Set exercise =>
Where the string "undefined" occurs in the material below, report the whole line.

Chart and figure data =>
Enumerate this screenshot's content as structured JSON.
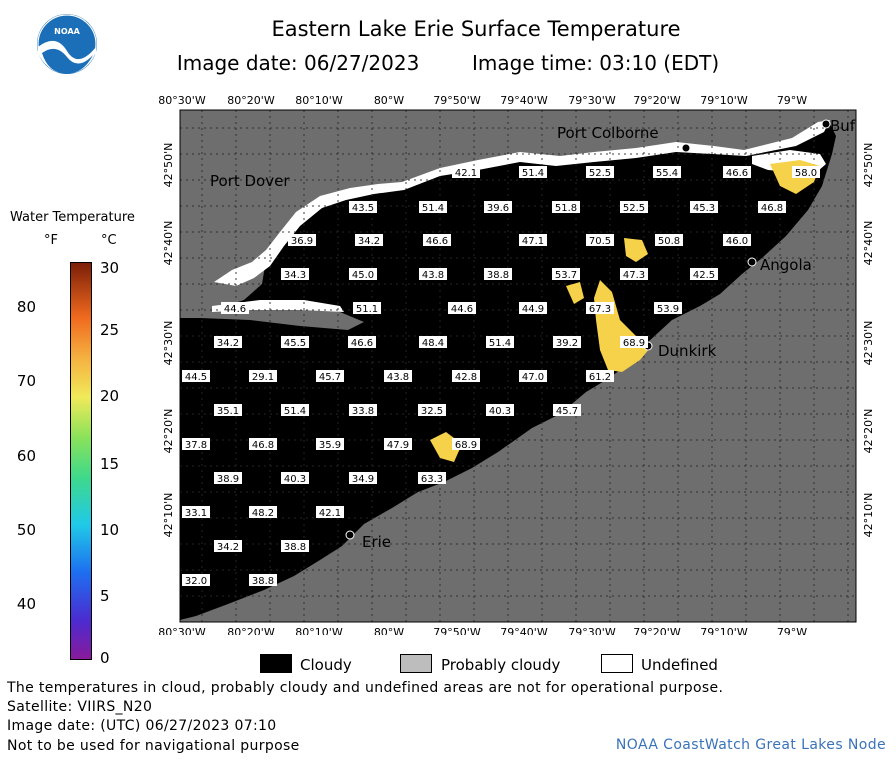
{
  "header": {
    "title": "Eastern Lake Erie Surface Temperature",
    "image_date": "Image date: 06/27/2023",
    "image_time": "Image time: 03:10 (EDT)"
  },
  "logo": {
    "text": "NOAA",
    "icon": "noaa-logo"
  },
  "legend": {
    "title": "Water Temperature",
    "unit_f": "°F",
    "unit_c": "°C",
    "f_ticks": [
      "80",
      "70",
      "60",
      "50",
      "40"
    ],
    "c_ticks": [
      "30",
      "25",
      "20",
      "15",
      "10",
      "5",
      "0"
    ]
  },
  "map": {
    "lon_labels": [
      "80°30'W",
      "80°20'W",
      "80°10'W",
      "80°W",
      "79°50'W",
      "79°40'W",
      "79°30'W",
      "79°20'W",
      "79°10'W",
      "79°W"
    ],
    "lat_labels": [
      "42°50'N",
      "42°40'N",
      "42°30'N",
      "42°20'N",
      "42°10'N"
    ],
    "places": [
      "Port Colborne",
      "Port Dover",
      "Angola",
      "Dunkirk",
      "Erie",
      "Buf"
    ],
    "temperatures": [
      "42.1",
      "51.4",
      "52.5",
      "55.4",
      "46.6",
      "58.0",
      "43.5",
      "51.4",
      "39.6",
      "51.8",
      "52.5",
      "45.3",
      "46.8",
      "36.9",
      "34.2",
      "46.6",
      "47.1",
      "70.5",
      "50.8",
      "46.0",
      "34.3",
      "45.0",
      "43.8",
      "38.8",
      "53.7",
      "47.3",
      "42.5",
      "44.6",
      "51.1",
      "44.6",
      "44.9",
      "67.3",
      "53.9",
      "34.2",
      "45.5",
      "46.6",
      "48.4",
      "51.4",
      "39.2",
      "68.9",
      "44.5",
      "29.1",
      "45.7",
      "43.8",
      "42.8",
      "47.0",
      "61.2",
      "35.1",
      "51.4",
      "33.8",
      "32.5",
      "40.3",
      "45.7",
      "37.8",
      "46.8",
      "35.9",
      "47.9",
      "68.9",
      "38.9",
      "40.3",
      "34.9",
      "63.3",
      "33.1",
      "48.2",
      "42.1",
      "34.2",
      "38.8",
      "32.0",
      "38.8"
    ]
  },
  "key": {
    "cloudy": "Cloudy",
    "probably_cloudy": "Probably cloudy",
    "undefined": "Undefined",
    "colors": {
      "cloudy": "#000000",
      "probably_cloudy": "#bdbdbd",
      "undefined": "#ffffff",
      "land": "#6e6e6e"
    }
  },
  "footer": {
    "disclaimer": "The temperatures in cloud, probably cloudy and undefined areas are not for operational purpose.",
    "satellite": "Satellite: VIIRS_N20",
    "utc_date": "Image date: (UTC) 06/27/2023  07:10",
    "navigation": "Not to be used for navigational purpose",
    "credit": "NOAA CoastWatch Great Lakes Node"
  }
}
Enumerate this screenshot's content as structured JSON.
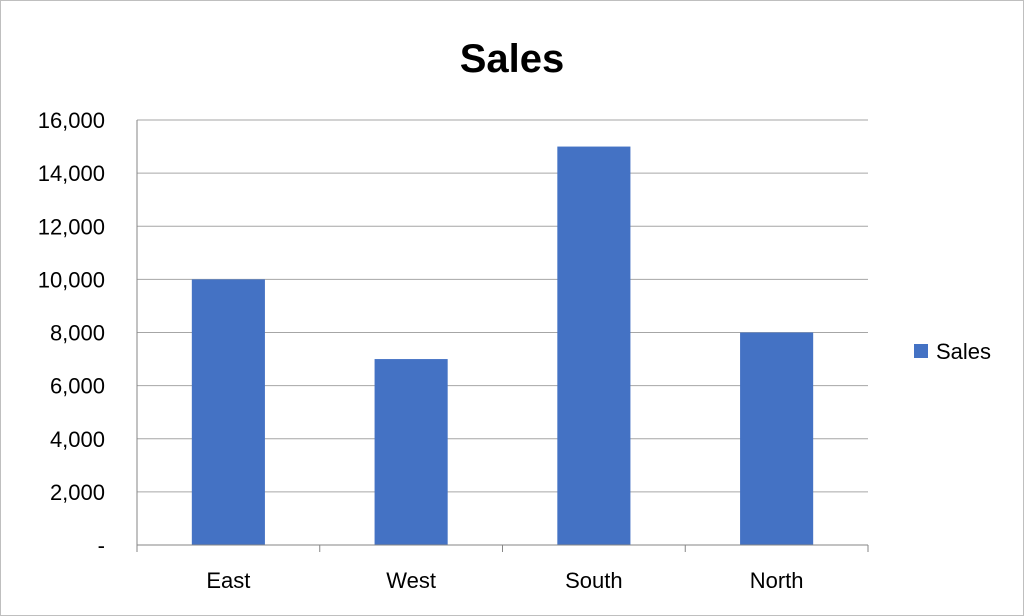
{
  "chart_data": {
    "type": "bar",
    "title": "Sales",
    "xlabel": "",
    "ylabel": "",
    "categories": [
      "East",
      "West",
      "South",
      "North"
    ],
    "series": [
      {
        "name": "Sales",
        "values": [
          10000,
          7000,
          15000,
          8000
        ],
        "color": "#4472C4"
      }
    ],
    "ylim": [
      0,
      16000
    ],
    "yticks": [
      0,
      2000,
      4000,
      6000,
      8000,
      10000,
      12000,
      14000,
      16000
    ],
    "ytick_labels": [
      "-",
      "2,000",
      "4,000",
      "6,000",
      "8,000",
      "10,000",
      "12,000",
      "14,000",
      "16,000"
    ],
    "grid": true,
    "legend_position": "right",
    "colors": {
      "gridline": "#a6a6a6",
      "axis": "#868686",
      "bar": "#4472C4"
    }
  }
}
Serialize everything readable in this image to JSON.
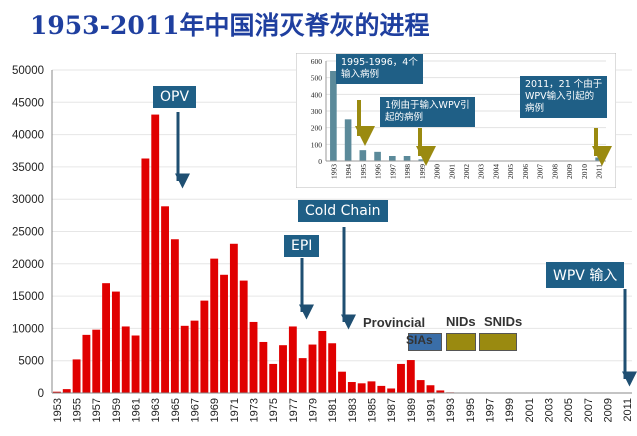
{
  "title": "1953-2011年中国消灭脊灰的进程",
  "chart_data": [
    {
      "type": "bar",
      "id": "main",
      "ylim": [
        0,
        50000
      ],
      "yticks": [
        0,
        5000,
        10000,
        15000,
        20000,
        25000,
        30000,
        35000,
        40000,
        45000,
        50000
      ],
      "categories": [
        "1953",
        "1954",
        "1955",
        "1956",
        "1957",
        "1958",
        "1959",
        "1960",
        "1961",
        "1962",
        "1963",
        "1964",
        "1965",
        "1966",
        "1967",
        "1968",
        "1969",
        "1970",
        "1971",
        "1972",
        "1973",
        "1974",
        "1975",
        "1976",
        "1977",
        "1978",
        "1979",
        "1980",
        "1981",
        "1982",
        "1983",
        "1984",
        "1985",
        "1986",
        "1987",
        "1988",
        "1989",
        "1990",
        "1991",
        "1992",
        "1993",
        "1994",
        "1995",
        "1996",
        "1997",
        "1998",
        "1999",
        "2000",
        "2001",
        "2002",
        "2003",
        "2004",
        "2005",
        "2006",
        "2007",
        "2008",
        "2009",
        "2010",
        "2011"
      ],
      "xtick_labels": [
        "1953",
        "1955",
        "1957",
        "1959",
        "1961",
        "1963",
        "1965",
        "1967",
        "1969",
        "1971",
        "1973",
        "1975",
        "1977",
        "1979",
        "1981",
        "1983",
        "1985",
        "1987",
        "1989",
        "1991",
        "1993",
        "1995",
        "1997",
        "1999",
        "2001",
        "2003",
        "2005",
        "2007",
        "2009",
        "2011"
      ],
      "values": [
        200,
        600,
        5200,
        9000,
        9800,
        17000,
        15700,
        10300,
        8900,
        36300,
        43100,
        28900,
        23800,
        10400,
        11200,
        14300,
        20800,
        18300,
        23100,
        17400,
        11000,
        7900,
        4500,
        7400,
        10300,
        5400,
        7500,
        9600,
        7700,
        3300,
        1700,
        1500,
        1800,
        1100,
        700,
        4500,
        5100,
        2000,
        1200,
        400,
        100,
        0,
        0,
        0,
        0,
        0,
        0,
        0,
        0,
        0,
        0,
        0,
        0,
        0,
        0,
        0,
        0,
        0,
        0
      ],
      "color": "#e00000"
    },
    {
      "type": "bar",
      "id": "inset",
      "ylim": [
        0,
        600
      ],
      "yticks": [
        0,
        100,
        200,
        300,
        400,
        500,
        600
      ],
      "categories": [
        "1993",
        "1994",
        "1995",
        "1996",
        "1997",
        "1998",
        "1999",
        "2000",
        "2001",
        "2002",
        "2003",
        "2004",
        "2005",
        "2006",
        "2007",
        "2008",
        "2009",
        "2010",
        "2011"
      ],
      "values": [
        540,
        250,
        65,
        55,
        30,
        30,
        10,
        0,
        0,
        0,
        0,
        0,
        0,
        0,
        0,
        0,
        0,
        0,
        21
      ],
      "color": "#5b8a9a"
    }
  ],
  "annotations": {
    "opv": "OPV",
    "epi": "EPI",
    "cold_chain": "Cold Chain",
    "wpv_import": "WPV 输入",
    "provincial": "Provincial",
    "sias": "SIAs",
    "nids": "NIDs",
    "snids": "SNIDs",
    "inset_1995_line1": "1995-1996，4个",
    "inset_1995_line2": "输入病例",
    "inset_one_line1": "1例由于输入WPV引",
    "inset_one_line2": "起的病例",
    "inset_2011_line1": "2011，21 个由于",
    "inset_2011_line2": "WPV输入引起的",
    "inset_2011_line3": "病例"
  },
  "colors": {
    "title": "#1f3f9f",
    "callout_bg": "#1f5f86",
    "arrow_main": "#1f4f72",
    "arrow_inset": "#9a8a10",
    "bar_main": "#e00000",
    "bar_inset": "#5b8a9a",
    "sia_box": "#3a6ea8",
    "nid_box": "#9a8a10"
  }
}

Full answer =>
    "undefined": "Undefined",
      "undefined": "#ffffff",
    "disclaimer": "The temperatures in cloud, probably cloudy and undefined areas are not for operational purpose.",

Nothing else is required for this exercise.